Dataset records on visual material

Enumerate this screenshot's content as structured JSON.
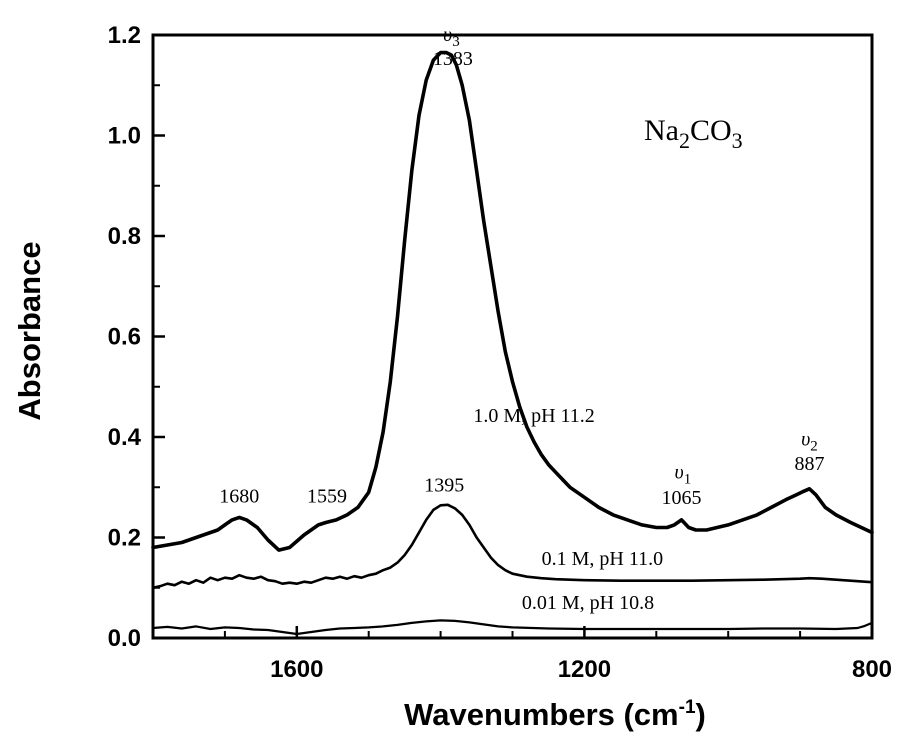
{
  "chart_data": {
    "type": "line",
    "title": "",
    "xlabel": "Wavenumbers (cm",
    "xlabel_sup": "-1",
    "xlabel_close": ")",
    "ylabel": "Absorbance",
    "xlim": [
      1800,
      800
    ],
    "ylim": [
      0.0,
      1.2
    ],
    "x_reversed": true,
    "grid": false,
    "x_ticks": [
      {
        "value": 1600,
        "label": "1600"
      },
      {
        "value": 1200,
        "label": "1200"
      },
      {
        "value": 800,
        "label": "800"
      }
    ],
    "y_ticks": [
      {
        "value": 0.0,
        "label": "0.0"
      },
      {
        "value": 0.2,
        "label": "0.2"
      },
      {
        "value": 0.4,
        "label": "0.4"
      },
      {
        "value": 0.6,
        "label": "0.6"
      },
      {
        "value": 0.8,
        "label": "0.8"
      },
      {
        "value": 1.0,
        "label": "1.0"
      },
      {
        "value": 1.2,
        "label": "1.2"
      }
    ],
    "compound_label": {
      "main": "Na",
      "sub1": "2",
      "mid": "CO",
      "sub2": "3"
    },
    "series": [
      {
        "name": "1.0 M, pH 11.2",
        "x": [
          1800,
          1760,
          1730,
          1710,
          1700,
          1690,
          1680,
          1670,
          1655,
          1640,
          1625,
          1610,
          1590,
          1570,
          1559,
          1545,
          1530,
          1515,
          1500,
          1490,
          1480,
          1470,
          1460,
          1450,
          1440,
          1430,
          1420,
          1410,
          1400,
          1392,
          1385,
          1378,
          1370,
          1360,
          1350,
          1340,
          1330,
          1320,
          1310,
          1300,
          1290,
          1280,
          1270,
          1260,
          1250,
          1240,
          1230,
          1220,
          1200,
          1180,
          1160,
          1140,
          1120,
          1100,
          1085,
          1075,
          1065,
          1055,
          1045,
          1030,
          1000,
          980,
          960,
          940,
          920,
          905,
          895,
          887,
          878,
          865,
          850,
          830,
          800
        ],
        "y": [
          0.18,
          0.19,
          0.205,
          0.215,
          0.225,
          0.235,
          0.24,
          0.235,
          0.22,
          0.195,
          0.175,
          0.18,
          0.205,
          0.225,
          0.23,
          0.235,
          0.245,
          0.26,
          0.29,
          0.34,
          0.41,
          0.51,
          0.64,
          0.79,
          0.93,
          1.04,
          1.11,
          1.15,
          1.165,
          1.165,
          1.16,
          1.14,
          1.1,
          1.03,
          0.93,
          0.83,
          0.74,
          0.65,
          0.57,
          0.51,
          0.46,
          0.42,
          0.39,
          0.365,
          0.345,
          0.33,
          0.315,
          0.3,
          0.28,
          0.26,
          0.245,
          0.235,
          0.225,
          0.22,
          0.22,
          0.225,
          0.235,
          0.22,
          0.215,
          0.215,
          0.225,
          0.235,
          0.245,
          0.26,
          0.275,
          0.285,
          0.292,
          0.297,
          0.285,
          0.26,
          0.245,
          0.23,
          0.21
        ],
        "stroke_width": 3.6
      },
      {
        "name": "0.1 M, pH 11.0",
        "x": [
          1800,
          1790,
          1780,
          1770,
          1760,
          1750,
          1740,
          1730,
          1720,
          1710,
          1700,
          1690,
          1680,
          1670,
          1660,
          1650,
          1640,
          1630,
          1620,
          1610,
          1600,
          1590,
          1580,
          1570,
          1560,
          1550,
          1540,
          1530,
          1520,
          1510,
          1500,
          1490,
          1480,
          1470,
          1460,
          1450,
          1440,
          1430,
          1420,
          1410,
          1400,
          1390,
          1380,
          1370,
          1360,
          1350,
          1340,
          1330,
          1320,
          1310,
          1300,
          1280,
          1260,
          1240,
          1220,
          1200,
          1150,
          1100,
          1050,
          1000,
          950,
          900,
          887,
          870,
          850,
          820,
          800
        ],
        "y": [
          0.1,
          0.103,
          0.108,
          0.105,
          0.112,
          0.108,
          0.115,
          0.11,
          0.12,
          0.115,
          0.12,
          0.118,
          0.125,
          0.12,
          0.118,
          0.122,
          0.115,
          0.113,
          0.108,
          0.11,
          0.108,
          0.112,
          0.11,
          0.115,
          0.12,
          0.118,
          0.122,
          0.118,
          0.123,
          0.12,
          0.125,
          0.128,
          0.135,
          0.14,
          0.15,
          0.165,
          0.185,
          0.21,
          0.235,
          0.255,
          0.264,
          0.265,
          0.258,
          0.245,
          0.225,
          0.2,
          0.18,
          0.16,
          0.145,
          0.135,
          0.128,
          0.122,
          0.119,
          0.117,
          0.116,
          0.115,
          0.114,
          0.114,
          0.114,
          0.115,
          0.116,
          0.118,
          0.119,
          0.118,
          0.116,
          0.113,
          0.111
        ],
        "stroke_width": 2.6
      },
      {
        "name": "0.01 M, pH 10.8",
        "x": [
          1800,
          1780,
          1760,
          1740,
          1720,
          1700,
          1680,
          1660,
          1640,
          1620,
          1600,
          1580,
          1560,
          1540,
          1520,
          1500,
          1480,
          1460,
          1440,
          1420,
          1400,
          1380,
          1360,
          1340,
          1320,
          1300,
          1250,
          1200,
          1150,
          1100,
          1050,
          1000,
          950,
          900,
          850,
          820,
          810,
          800
        ],
        "y": [
          0.02,
          0.022,
          0.019,
          0.023,
          0.018,
          0.021,
          0.02,
          0.017,
          0.016,
          0.012,
          0.008,
          0.012,
          0.016,
          0.019,
          0.02,
          0.021,
          0.023,
          0.026,
          0.03,
          0.033,
          0.035,
          0.034,
          0.031,
          0.027,
          0.023,
          0.021,
          0.019,
          0.018,
          0.018,
          0.018,
          0.018,
          0.018,
          0.019,
          0.019,
          0.018,
          0.02,
          0.024,
          0.03
        ],
        "stroke_width": 2.2
      }
    ],
    "series_labels": [
      {
        "text": "1.0 M, pH 11.2",
        "x": 1270,
        "y": 0.43
      },
      {
        "text": "0.1 M, pH 11.0",
        "x": 1175,
        "y": 0.145
      },
      {
        "text": "0.01 M, pH 10.8",
        "x": 1195,
        "y": 0.058
      }
    ],
    "annotations": [
      {
        "text": "1680",
        "x": 1680,
        "y": 0.27
      },
      {
        "text": "1559",
        "x": 1558,
        "y": 0.27
      },
      {
        "text": "1395",
        "x": 1395,
        "y": 0.292
      },
      {
        "text": "1065",
        "x": 1065,
        "y": 0.267
      },
      {
        "text": "887",
        "x": 887,
        "y": 0.334
      },
      {
        "text": "1383",
        "x": 1383,
        "y": 1.14
      }
    ],
    "mode_labels": [
      {
        "greek": "υ",
        "sub": "3",
        "x": 1385,
        "y": 1.188
      },
      {
        "greek": "υ",
        "sub": "1",
        "x": 1063,
        "y": 0.317
      },
      {
        "greek": "υ",
        "sub": "2",
        "x": 887,
        "y": 0.383
      }
    ]
  }
}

-- WRITTEN REQUEST --
Find the lines that include the string "text", then copy each of them.

-- ANSWER BELOW --
        "text": "1.0 M, pH 11.2",
        "text": "0.1 M, pH 11.0",
        "text": "0.01 M, pH 10.8",
        "text": "1680",
        "text": "1559",
        "text": "1395",
        "text": "1065",
        "text": "887",
        "text": "1383",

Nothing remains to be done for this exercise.